== PROVIDED ENTRIES

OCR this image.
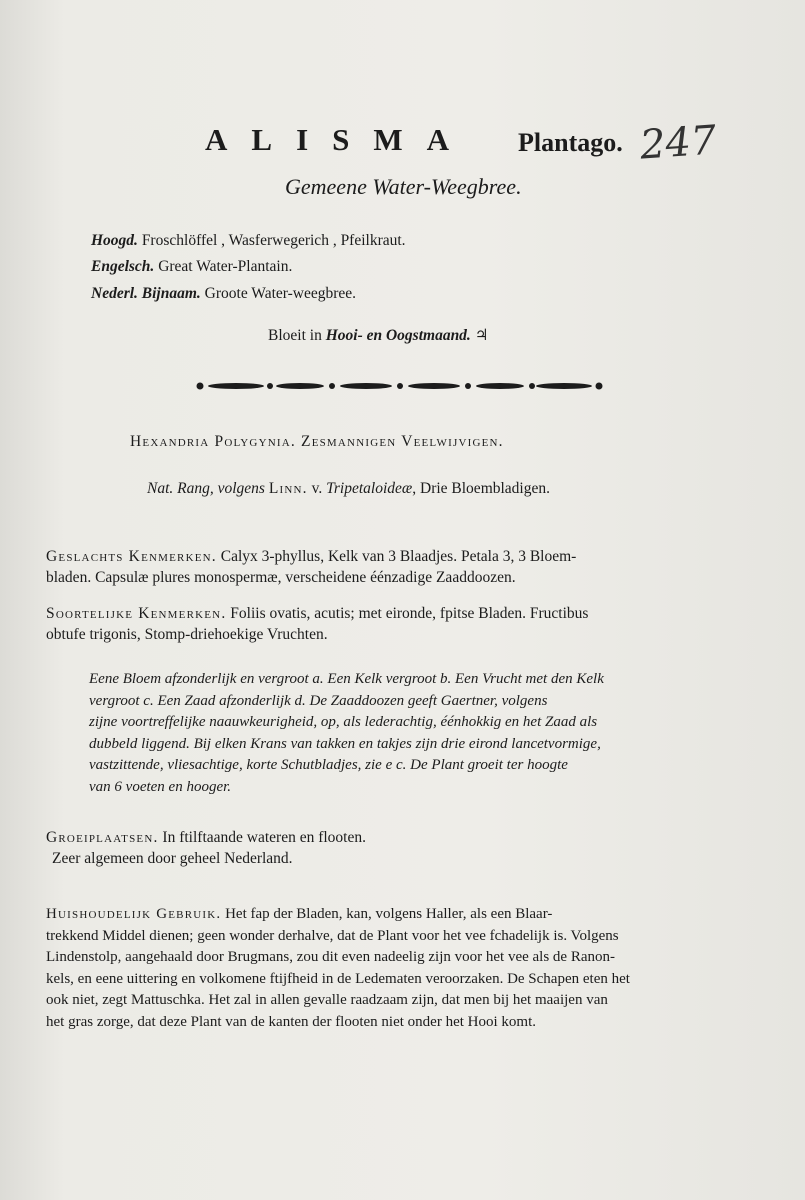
ALISMA Plantago. 247
Gemeene Water-Weegbree.
Hoogd. Froschlöffel , Wasferwegerich , Pfeilkraut.
Engelsch. Great Water-Plantain.
Nederl. Bijnaam. Groote Water-weegbree.
Bloeit in Hooi- en Oogstmaand. ♃
Hexandria Polygynia. Zesmannigen Veelwijvigen.
Nat. Rang, volgens Linn. v. Tripetaloideæ, Drie Bloembladigen.

Geslachts Kenmerken. Calyx 3-phyllus, Kelk van 3 Blaadjes. Petala 3, 3 Bloem-

bladen. Capsulæ plures monospermæ, verscheidene éénzadige Zaaddoozen.

Soortelijke Kenmerken. Foliis ovatis, acutis; met eironde, fpitse Bladen. Fructibus

obtufe trigonis, Stomp-driehoekige Vruchten.

Eene Bloem afzonderlijk en vergroot a. Een Kelk vergroot b. Een Vrucht met den Kelk

vergroot c. Een Zaad afzonderlijk d. De Zaaddoozen geeft Gaertner, volgens

zijne voortreffelijke naauwkeurigheid, op, als lederachtig, éénhokkig en het Zaad als

dubbeld liggend. Bij elken Krans van takken en takjes zijn drie eirond lancetvormige,

vastzittende, vliesachtige, korte Schutbladjes, zie e c. De Plant groeit ter hoogte

van 6 voeten en hooger.

Groeiplaatsen. In ftilftaande wateren en flooten.

Zeer algemeen door geheel Nederland.

Huishoudelijk Gebruik. Het fap der Bladen, kan, volgens Haller, als een Blaar-

trekkend Middel dienen; geen wonder derhalve, dat de Plant voor het vee fchadelijk is. Volgens

Lindenstolp, aangehaald door Brugmans, zou dit even nadeelig zijn voor het vee als de Ranon-

kels, en eene uittering en volkomene ftijfheid in de Ledematen veroorzaken. De Schapen eten het

ook niet, zegt Mattuschka. Het zal in allen gevalle raadzaam zijn, dat men bij het maaijen van

het gras zorge, dat deze Plant van de kanten der flooten niet onder het Hooi komt.
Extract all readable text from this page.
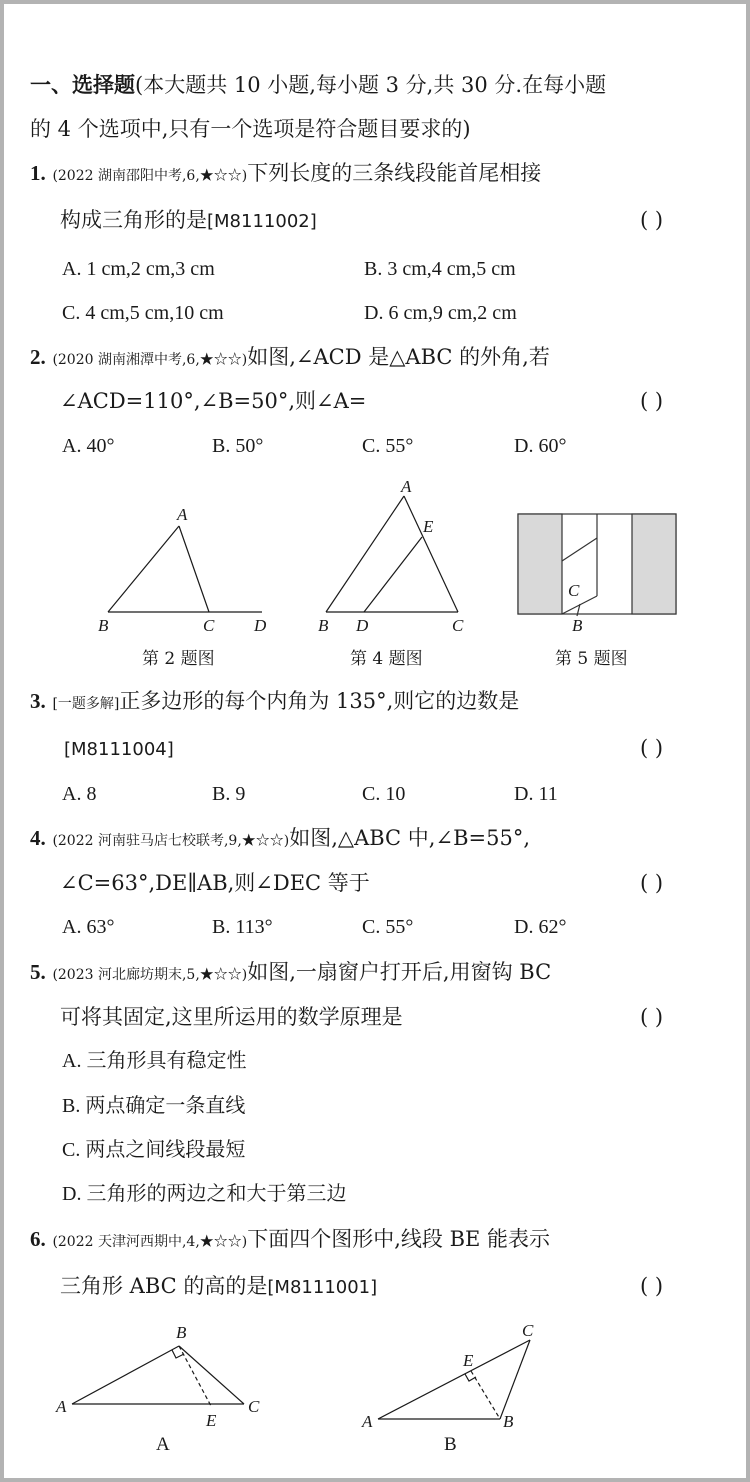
一、选择题(本大题共 10 小题,每小题 3 分,共 30 分.在每小题
的 4 个选项中,只有一个选项是符合题目要求的)
1. (2022 湖南邵阳中考,6,★☆☆)下列长度的三条线段能首尾相接
构成三角形的是[M8111002]	( )
A. 1 cm,2 cm,3 cm	B. 3 cm,4 cm,5 cm
C. 4 cm,5 cm,10 cm	D. 6 cm,9 cm,2 cm
2. (2020 湖南湘潭中考,6,★☆☆)如图,∠ACD 是△ABC 的外角,若
∠ACD=110°,∠B=50°,则∠A=	( )
A. 40°	B. 50°	C. 55°	D. 60°
A
B	C D
A
E
B D	C
C
B
第 2 题图	第 4 题图	第 5 题图
3. [一题多解]正多边形的每个内角为 135°,则它的边数是
[M8111004]	( )
A. 8	B. 9	C. 10	D. 11
4. (2022 河南驻马店七校联考,9,★☆☆)如图,△ABC 中,∠B=55°,
∠C=63°,DE∥AB,则∠DEC 等于	( )
A. 63°	B. 113°	C. 55°	D. 62°
5. (2023 河北廊坊期末,5,★☆☆)如图,一扇窗户打开后,用窗钩 BC
可将其固定,这里所运用的数学原理是	( )
A. 三角形具有稳定性
B. 两点确定一条直线
C. 两点之间线段最短
D. 三角形的两边之和大于第三边
6. (2022 天津河西期中,4,★☆☆)下面四个图形中,线段 BE 能表示
三角形 ABC 的高的是[M8111001]	( )
B
A	C
E
A
C
E
A	B
B
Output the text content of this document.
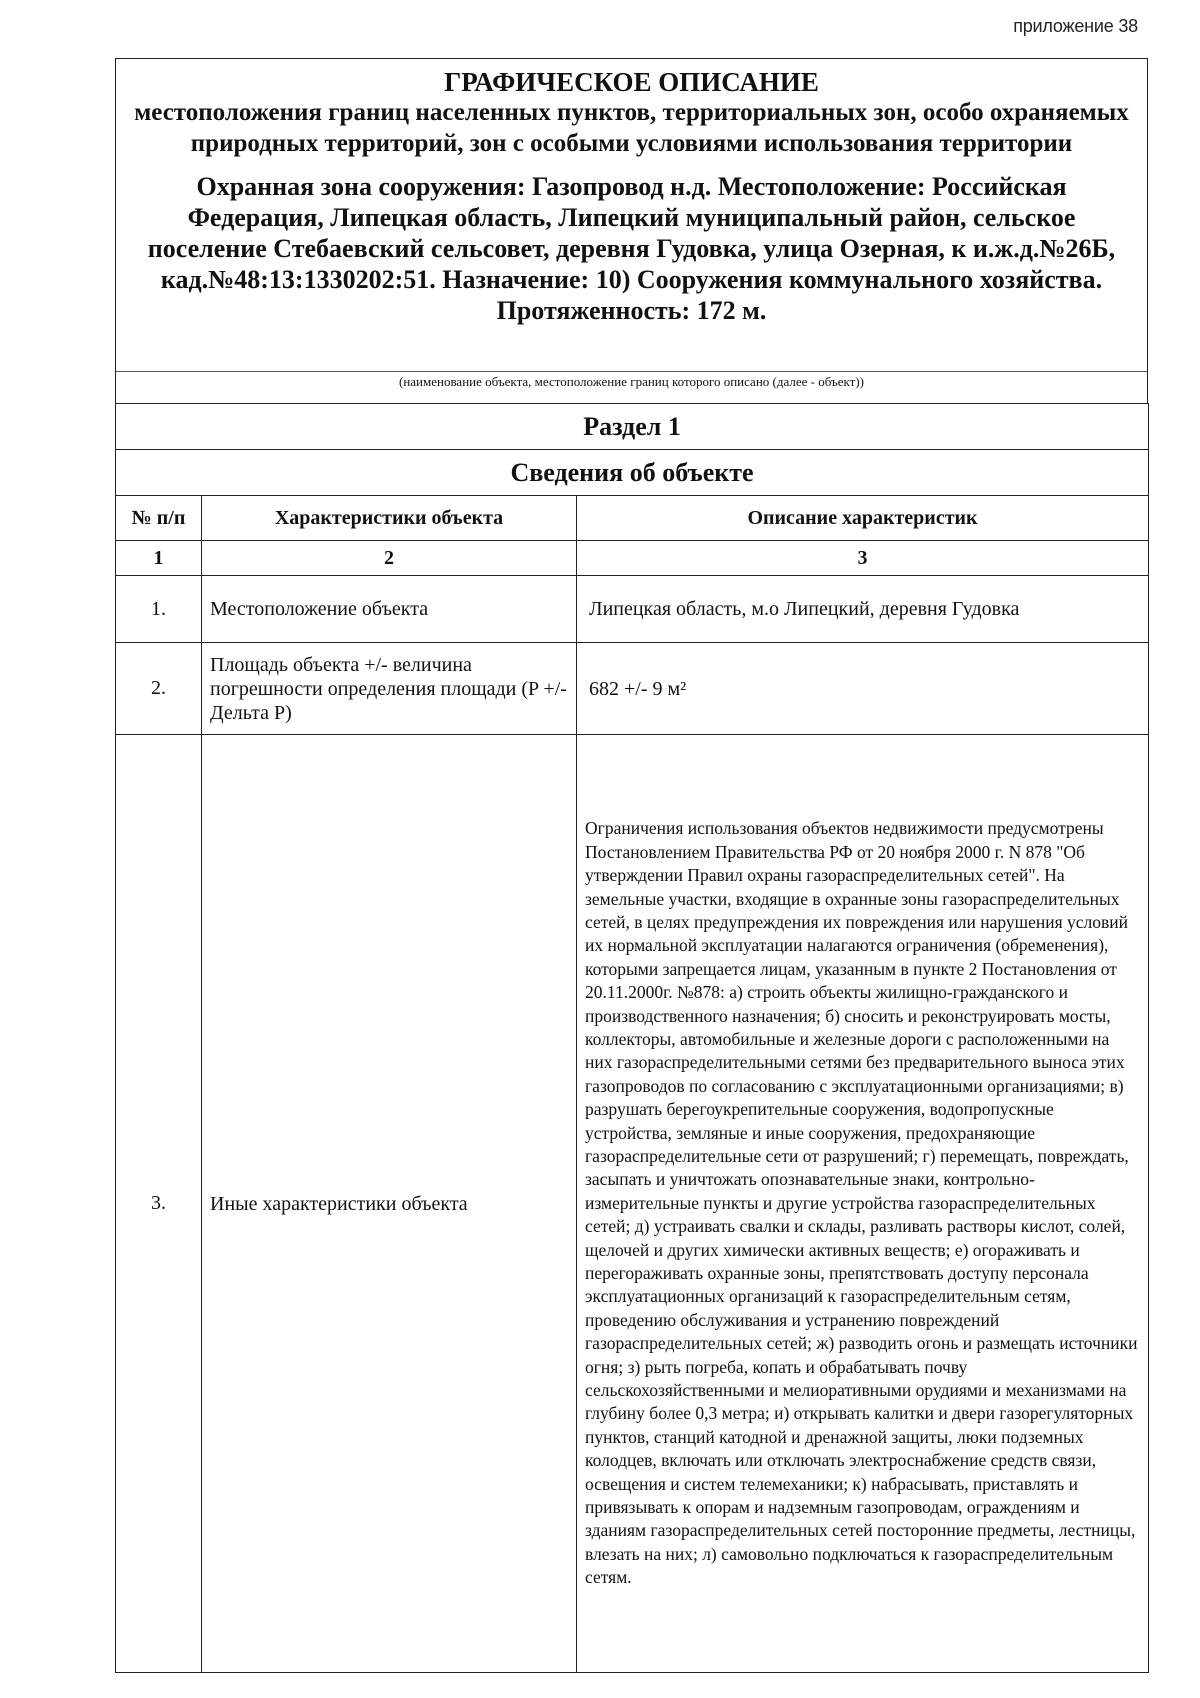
приложение 38
ГРАФИЧЕСКОЕ ОПИСАНИЕ
местоположения границ населенных пунктов, территориальных зон, особо охраняемых природных территорий, зон с особыми условиями использования территории
Охранная зона сооружения: Газопровод н.д. Местоположение: Российская Федерация, Липецкая область, Липецкий муниципальный район, сельское поселение Стебаевский сельсовет, деревня Гудовка, улица Озерная, к и.ж.д.№26Б, кад.№48:13:1330202:51. Назначение: 10) Сооружения коммунального хозяйства. Протяженность: 172 м.
(наименование объекта, местоположение границ которого описано (далее - объект))
Раздел 1		
Сведения об объекте		
№ п/п	Характеристики объекта	Описание характеристик
1	2	3
1.	Местоположение объекта	Липецкая область, м.о Липецкий, деревня Гудовка
2.	Площадь объекта +/- величина погрешности определения площади (P +/- Дельта P)	682 +/- 9 м²
3.	Иные характеристики объекта	Ограничения использования объектов недвижимости предусмотрены Постановлением Правительства РФ от 20 ноября 2000 г. N 878 "Об утверждении Правил охраны газораспределительных сетей". На земельные участки, входящие в охранные зоны газораспределительных сетей, в целях предупреждения их повреждения или нарушения условий их нормальной эксплуатации налагаются ограничения (обременения), которыми запрещается лицам, указанным в пункте 2 Постановления от 20.11.2000г. №878: а) строить объекты жилищно-гражданского и производственного назначения; б) сносить и реконструировать мосты, коллекторы, автомобильные и железные дороги с расположенными на них газораспределительными сетями без предварительного выноса этих газопроводов по согласованию с эксплуатационными организациями; в) разрушать берегоукрепительные сооружения, водопропускные устройства, земляные и иные сооружения, предохраняющие газораспределительные сети от разрушений; г) перемещать, повреждать, засыпать и уничтожать опознавательные знаки, контрольно-измерительные пункты и другие устройства газораспределительных сетей; д) устраивать свалки и склады, разливать растворы кислот, солей, щелочей и других химически активных веществ; е) огораживать и перегораживать охранные зоны, препятствовать доступу персонала эксплуатационных организаций к газораспределительным сетям, проведению обслуживания и устранению повреждений газораспределительных сетей; ж) разводить огонь и размещать источники огня; з) рыть погреба, копать и обрабатывать почву сельскохозяйственными и мелиоративными орудиями и механизмами на глубину более 0,3 метра; и) открывать калитки и двери газорегуляторных пунктов, станций катодной и дренажной защиты, люки подземных колодцев, включать или отключать электроснабжение средств связи, освещения и систем телемеханики; к) набрасывать, приставлять и привязывать к опорам и надземным газопроводам, ограждениям и зданиям газораспределительных сетей посторонние предметы, лестницы, влезать на них; л) самовольно подключаться к газораспределительным сетям.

====

Retype the data above exactly; pictures are not part of the copy.

OCR this image.
ALISMA Plantago. 247
Gemeene Water-Weegbree.
Hoogd. Froschlöffel , Wasferwegerich , Pfeilkraut.
Engelsch. Great Water-Plantain.
Nederl. Bijnaam. Groote Water-weegbree.
Bloeit in Hooi- en Oogstmaand. ♃
Hexandria Polygynia. Zesmannigen Veelwijvigen.
Nat. Rang, volgens Linn. v. Tripetaloideæ, Drie Bloembladigen.

Geslachts Kenmerken. Calyx 3-phyllus, Kelk van 3 Blaadjes. Petala 3, 3 Bloem-

bladen. Capsulæ plures monospermæ, verscheidene éénzadige Zaaddoozen.

Soortelijke Kenmerken. Foliis ovatis, acutis; met eironde, fpitse Bladen. Fructibus

obtufe trigonis, Stomp-driehoekige Vruchten.

Eene Bloem afzonderlijk en vergroot a. Een Kelk vergroot b. Een Vrucht met den Kelk

vergroot c. Een Zaad afzonderlijk d. De Zaaddoozen geeft Gaertner, volgens

zijne voortreffelijke naauwkeurigheid, op, als lederachtig, éénhokkig en het Zaad als

dubbeld liggend. Bij elken Krans van takken en takjes zijn drie eirond lancetvormige,

vastzittende, vliesachtige, korte Schutbladjes, zie e c. De Plant groeit ter hoogte

van 6 voeten en hooger.

Groeiplaatsen. In ftilftaande wateren en flooten.

Zeer algemeen door geheel Nederland.

Huishoudelijk Gebruik. Het fap der Bladen, kan, volgens Haller, als een Blaar-

trekkend Middel dienen; geen wonder derhalve, dat de Plant voor het vee fchadelijk is. Volgens

Lindenstolp, aangehaald door Brugmans, zou dit even nadeelig zijn voor het vee als de Ranon-

kels, en eene uittering en volkomene ftijfheid in de Ledematen veroorzaken. De Schapen eten het

ook niet, zegt Mattuschka. Het zal in allen gevalle raadzaam zijn, dat men bij het maaijen van

het gras zorge, dat deze Plant van de kanten der flooten niet onder het Hooi komt.
Extract all readable text from this page.
一、选择题(本大题共 10 小题,每小题 3 分,共 30 分.在每小题
的 4 个选项中,只有一个选项是符合题目要求的)
1. (2022 湖南邵阳中考,6,★☆☆)下列长度的三条线段能首尾相接
构成三角形的是[M8111002]	( )
A. 1 cm,2 cm,3 cm	B. 3 cm,4 cm,5 cm
C. 4 cm,5 cm,10 cm	D. 6 cm,9 cm,2 cm
2. (2020 湖南湘潭中考,6,★☆☆)如图,∠ACD 是△ABC 的外角,若
∠ACD=110°,∠B=50°,则∠A=	( )
A. 40°	B. 50°	C. 55°	D. 60°
A
B	C D
A
E
B D	C
C
B
第 2 题图	第 4 题图	第 5 题图
3. [一题多解]正多边形的每个内角为 135°,则它的边数是
[M8111004]	( )
A. 8	B. 9	C. 10	D. 11
4. (2022 河南驻马店七校联考,9,★☆☆)如图,△ABC 中,∠B=55°,
∠C=63°,DE∥AB,则∠DEC 等于	( )
A. 63°	B. 113°	C. 55°	D. 62°
5. (2023 河北廊坊期末,5,★☆☆)如图,一扇窗户打开后,用窗钩 BC
可将其固定,这里所运用的数学原理是	( )
A. 三角形具有稳定性
B. 两点确定一条直线
C. 两点之间线段最短
D. 三角形的两边之和大于第三边
6. (2022 天津河西期中,4,★☆☆)下面四个图形中,线段 BE 能表示
三角形 ABC 的高的是[M8111001]	( )
B
A	C
E
A
C
E
A	B
B
Output the text content of this document.
приложение 38
ГРАФИЧЕСКОЕ ОПИСАНИЕ
местоположения границ населенных пунктов, территориальных зон, особо охраняемых природных территорий, зон с особыми условиями использования территории
Охранная зона сооружения: Газопровод н.д. Местоположение: Российская Федерация, Липецкая область, Липецкий муниципальный район, сельское поселение Стебаевский сельсовет, деревня Гудовка, улица Озерная, к и.ж.д.№26Б, кад.№48:13:1330202:51. Назначение: 10) Сооружения коммунального хозяйства. Протяженность: 172 м.
(наименование объекта, местоположение границ которого описано (далее - объект))
Раздел 1		
Сведения об объекте		
№ п/п	Характеристики объекта	Описание характеристик
1	2	3
1.	Местоположение объекта	Липецкая область, м.о Липецкий, деревня Гудовка
2.	Площадь объекта +/- величина погрешности определения площади (P +/- Дельта P)	682 +/- 9 м²
3.	Иные характеристики объекта	Ограничения использования объектов недвижимости предусмотрены Постановлением Правительства РФ от 20 ноября 2000 г. N 878 "Об утверждении Правил охраны газораспределительных сетей". На земельные участки, входящие в охранные зоны газораспределительных сетей, в целях предупреждения их повреждения или нарушения условий их нормальной эксплуатации налагаются ограничения (обременения), которыми запрещается лицам, указанным в пункте 2 Постановления от 20.11.2000г. №878: а) строить объекты жилищно-гражданского и производственного назначения; б) сносить и реконструировать мосты, коллекторы, автомобильные и железные дороги с расположенными на них газораспределительными сетями без предварительного выноса этих газопроводов по согласованию с эксплуатационными организациями; в) разрушать берегоукрепительные сооружения, водопропускные устройства, земляные и иные сооружения, предохраняющие газораспределительные сети от разрушений; г) перемещать, повреждать, засыпать и уничтожать опознавательные знаки, контрольно-измерительные пункты и другие устройства газораспределительных сетей; д) устраивать свалки и склады, разливать растворы кислот, солей, щелочей и других химически активных веществ; е) огораживать и перегораживать охранные зоны, препятствовать доступу персонала эксплуатационных организаций к газораспределительным сетям, проведению обслуживания и устранению повреждений газораспределительных сетей; ж) разводить огонь и размещать источники огня; з) рыть погреба, копать и обрабатывать почву сельскохозяйственными и мелиоративными орудиями и механизмами на глубину более 0,3 метра; и) открывать калитки и двери газорегуляторных пунктов, станций катодной и дренажной защиты, люки подземных колодцев, включать или отключать электроснабжение средств связи, освещения и систем телемеханики; к) набрасывать, приставлять и привязывать к опорам и надземным газопроводам, ограждениям и зданиям газораспределительных сетей посторонние предметы, лестницы, влезать на них; л) самовольно подключаться к газораспределительным сетям.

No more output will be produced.